● Task details:
In the data below, locate each line with the word "nCOUNTER" and list it.

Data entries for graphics
* START *

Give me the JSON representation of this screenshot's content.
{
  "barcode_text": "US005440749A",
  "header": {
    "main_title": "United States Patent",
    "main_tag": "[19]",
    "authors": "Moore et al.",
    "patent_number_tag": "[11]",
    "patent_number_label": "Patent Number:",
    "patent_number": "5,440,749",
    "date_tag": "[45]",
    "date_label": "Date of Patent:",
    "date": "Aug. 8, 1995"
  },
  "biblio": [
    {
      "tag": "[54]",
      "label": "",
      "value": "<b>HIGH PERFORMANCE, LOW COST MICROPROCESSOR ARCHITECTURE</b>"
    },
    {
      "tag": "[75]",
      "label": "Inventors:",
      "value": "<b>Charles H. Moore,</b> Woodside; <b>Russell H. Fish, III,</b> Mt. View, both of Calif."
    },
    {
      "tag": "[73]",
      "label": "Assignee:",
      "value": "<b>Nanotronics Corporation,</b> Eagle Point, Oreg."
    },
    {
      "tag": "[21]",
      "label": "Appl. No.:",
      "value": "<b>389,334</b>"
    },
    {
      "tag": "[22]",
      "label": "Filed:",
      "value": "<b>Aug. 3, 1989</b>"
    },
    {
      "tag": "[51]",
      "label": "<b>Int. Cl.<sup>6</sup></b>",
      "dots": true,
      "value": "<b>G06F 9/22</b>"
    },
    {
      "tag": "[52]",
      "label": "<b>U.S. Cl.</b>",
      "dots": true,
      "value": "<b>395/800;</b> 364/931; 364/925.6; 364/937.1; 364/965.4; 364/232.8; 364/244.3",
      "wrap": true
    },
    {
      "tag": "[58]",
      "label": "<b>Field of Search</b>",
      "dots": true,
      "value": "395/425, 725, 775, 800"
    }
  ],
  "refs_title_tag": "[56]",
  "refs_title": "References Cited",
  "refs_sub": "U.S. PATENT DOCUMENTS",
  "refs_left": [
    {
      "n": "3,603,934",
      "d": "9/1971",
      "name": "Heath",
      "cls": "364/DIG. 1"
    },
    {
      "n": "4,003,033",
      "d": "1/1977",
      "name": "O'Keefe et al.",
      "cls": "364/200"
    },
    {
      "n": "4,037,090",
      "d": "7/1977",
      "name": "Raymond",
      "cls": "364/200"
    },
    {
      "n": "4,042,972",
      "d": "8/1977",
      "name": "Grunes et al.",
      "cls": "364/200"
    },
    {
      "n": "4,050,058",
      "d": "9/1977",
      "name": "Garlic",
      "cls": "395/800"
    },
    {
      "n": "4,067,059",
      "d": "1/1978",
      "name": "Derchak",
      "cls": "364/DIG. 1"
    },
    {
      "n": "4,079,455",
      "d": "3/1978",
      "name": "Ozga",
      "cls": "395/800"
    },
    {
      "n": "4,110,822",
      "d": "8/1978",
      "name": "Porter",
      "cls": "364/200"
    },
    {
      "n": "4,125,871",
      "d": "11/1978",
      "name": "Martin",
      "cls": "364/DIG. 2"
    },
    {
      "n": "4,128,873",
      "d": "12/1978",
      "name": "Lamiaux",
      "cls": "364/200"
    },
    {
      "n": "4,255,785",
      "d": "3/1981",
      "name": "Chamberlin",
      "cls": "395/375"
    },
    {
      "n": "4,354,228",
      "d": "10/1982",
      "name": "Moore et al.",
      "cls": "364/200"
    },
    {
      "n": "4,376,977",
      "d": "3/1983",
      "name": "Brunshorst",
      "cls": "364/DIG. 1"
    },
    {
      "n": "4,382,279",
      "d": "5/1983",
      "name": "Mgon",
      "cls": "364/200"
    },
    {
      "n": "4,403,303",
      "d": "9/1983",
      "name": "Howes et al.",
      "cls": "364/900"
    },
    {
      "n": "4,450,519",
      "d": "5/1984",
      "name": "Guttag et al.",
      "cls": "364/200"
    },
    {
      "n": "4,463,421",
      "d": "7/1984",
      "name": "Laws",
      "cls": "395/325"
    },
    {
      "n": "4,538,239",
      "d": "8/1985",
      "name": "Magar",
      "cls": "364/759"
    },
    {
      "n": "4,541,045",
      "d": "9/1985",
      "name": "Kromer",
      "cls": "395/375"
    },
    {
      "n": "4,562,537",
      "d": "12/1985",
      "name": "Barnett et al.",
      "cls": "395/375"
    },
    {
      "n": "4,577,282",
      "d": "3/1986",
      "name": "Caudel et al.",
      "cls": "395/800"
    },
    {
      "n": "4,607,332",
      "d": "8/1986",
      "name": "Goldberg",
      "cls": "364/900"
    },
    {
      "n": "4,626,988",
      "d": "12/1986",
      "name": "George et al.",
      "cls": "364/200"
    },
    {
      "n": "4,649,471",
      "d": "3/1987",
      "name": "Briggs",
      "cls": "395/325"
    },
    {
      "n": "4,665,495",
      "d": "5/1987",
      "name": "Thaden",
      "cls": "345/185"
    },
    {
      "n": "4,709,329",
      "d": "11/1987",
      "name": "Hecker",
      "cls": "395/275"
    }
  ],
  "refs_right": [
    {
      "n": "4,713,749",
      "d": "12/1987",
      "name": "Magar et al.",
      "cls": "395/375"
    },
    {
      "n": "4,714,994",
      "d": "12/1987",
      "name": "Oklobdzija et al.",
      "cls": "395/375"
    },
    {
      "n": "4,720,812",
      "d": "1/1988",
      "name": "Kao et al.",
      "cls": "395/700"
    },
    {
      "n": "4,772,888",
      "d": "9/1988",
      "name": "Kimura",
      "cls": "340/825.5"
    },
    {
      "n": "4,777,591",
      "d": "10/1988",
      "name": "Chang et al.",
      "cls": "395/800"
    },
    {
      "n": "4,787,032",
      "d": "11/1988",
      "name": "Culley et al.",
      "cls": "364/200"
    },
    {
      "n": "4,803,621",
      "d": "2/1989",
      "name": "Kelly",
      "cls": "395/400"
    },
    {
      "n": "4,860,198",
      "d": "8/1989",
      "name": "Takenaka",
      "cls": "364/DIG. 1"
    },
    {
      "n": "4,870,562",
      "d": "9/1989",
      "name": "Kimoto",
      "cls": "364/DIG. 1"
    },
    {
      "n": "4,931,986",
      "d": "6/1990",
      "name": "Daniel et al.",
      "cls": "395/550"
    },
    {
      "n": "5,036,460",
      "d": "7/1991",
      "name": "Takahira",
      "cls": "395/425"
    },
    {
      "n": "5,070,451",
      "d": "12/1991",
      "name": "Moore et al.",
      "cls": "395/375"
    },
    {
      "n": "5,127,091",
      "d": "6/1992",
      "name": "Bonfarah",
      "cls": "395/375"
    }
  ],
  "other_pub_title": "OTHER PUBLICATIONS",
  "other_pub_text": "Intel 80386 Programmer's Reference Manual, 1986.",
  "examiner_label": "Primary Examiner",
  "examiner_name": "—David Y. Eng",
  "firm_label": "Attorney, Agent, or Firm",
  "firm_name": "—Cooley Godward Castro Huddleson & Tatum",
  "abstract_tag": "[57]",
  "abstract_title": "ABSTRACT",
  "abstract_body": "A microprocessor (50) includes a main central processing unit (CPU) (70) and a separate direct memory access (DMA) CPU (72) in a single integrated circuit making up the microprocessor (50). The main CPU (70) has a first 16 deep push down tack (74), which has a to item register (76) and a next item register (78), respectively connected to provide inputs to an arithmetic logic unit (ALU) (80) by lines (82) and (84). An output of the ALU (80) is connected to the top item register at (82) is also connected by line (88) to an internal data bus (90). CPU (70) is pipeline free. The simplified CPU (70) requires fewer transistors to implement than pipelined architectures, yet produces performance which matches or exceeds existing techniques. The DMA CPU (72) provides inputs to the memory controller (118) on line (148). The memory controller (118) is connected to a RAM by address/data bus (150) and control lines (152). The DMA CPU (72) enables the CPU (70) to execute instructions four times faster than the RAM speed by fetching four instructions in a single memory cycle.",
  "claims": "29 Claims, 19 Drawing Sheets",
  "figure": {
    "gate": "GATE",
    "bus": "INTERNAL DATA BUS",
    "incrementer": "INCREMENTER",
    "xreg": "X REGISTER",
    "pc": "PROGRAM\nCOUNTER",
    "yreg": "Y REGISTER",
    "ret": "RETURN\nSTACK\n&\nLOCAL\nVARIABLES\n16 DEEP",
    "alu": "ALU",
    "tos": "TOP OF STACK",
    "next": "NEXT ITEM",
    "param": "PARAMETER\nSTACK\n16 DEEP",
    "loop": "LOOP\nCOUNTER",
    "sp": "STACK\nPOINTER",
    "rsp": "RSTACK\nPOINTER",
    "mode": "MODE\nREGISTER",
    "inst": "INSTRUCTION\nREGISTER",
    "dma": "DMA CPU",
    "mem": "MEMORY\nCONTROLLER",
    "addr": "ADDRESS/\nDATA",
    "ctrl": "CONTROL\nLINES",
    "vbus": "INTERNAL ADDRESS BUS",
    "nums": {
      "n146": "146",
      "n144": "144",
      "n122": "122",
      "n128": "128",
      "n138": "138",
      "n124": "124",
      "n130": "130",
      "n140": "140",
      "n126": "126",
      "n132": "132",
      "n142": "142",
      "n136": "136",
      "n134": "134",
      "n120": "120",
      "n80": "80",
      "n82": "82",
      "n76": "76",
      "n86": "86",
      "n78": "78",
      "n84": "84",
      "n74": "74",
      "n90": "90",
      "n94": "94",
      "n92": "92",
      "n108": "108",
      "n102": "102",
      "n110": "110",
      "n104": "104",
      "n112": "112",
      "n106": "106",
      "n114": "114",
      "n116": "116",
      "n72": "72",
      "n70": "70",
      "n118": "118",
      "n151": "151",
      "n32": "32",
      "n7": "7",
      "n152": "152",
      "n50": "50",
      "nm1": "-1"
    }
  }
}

* END *

● Response to this exercise:
    "pc": "PROGRAM\nCOUNTER",
    "loop": "LOOP\nCOUNTER",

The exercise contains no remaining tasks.